**What is expected**:
Pull out every line below containing the word "охотничьей".

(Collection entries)
......

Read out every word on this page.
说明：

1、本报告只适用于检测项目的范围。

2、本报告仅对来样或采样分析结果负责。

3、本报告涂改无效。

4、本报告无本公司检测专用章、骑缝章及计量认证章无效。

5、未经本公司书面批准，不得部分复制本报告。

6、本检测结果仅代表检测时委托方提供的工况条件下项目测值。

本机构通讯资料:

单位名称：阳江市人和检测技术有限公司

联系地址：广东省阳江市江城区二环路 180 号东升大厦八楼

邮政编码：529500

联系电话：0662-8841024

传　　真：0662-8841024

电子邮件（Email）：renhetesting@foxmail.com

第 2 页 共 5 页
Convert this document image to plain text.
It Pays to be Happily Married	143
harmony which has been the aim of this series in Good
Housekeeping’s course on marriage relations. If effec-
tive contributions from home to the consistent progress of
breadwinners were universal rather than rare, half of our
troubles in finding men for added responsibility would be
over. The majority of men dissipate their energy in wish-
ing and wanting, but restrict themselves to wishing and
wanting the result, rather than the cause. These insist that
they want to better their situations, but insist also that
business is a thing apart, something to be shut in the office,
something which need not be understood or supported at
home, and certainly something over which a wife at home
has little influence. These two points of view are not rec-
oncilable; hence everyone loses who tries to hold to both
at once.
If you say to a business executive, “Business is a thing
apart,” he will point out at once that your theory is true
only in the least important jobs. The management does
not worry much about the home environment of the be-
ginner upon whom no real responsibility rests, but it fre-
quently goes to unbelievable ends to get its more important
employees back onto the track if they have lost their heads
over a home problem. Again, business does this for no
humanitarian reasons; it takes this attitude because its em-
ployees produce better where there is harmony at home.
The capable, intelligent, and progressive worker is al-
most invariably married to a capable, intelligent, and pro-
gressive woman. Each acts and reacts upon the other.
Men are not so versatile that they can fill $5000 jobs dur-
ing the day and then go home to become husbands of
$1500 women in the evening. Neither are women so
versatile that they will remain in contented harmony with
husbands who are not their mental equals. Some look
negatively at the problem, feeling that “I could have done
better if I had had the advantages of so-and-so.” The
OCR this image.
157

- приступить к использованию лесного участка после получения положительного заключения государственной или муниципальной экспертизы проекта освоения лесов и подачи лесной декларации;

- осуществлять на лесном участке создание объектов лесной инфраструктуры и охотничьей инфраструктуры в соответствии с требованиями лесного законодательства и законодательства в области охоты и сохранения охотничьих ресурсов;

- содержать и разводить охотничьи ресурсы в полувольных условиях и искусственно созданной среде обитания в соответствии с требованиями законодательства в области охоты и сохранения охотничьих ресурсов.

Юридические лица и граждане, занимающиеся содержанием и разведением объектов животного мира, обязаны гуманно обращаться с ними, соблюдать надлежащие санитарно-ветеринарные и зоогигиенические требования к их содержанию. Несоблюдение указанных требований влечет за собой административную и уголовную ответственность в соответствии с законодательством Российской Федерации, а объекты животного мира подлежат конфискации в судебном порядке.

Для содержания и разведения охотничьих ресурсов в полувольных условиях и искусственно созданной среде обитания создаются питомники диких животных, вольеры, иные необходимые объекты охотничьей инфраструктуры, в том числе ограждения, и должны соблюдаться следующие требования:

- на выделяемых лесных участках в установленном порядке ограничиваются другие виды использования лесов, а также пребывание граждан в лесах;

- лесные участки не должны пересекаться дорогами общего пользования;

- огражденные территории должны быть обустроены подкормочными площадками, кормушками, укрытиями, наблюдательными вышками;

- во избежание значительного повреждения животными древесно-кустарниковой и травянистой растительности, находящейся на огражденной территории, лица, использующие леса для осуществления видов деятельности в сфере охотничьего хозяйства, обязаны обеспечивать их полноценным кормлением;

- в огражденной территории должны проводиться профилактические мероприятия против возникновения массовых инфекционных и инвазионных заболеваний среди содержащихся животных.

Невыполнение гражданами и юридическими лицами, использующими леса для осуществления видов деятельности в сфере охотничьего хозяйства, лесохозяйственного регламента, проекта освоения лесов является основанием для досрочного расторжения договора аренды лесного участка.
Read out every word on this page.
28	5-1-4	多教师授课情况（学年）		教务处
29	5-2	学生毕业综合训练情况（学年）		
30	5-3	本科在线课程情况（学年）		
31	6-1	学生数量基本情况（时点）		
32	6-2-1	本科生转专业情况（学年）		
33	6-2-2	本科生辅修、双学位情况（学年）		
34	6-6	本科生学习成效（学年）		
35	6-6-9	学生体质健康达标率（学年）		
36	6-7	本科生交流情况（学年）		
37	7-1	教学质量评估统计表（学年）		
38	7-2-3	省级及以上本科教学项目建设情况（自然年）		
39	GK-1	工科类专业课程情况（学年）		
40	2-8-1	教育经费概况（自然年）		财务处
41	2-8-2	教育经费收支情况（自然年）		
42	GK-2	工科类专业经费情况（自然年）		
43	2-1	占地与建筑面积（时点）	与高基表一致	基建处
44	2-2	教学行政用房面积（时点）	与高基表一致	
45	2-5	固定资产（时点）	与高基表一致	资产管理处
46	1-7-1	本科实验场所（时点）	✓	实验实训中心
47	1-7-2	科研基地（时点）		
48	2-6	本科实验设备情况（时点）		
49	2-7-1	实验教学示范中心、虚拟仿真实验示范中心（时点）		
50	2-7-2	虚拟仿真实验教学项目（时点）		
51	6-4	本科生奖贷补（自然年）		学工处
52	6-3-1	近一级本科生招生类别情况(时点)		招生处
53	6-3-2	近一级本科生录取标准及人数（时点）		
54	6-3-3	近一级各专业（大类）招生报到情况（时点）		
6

......

**Solution to this task**:
- осуществлять на лесном участке создание объектов лесной инфраструктуры и охотничьей инфраструктуры в соответствии с требованиями лесного законодательства и законодательства в области охоты и сохранения охотничьих ресурсов;
Для содержания и разведения охотничьих ресурсов в полувольных условиях и искусственно созданной среде обитания создаются питомники диких животных, вольеры, иные необходимые объекты охотничьей инфраструктуры, в том числе ограждения, и должны соблюдаться следующие требования:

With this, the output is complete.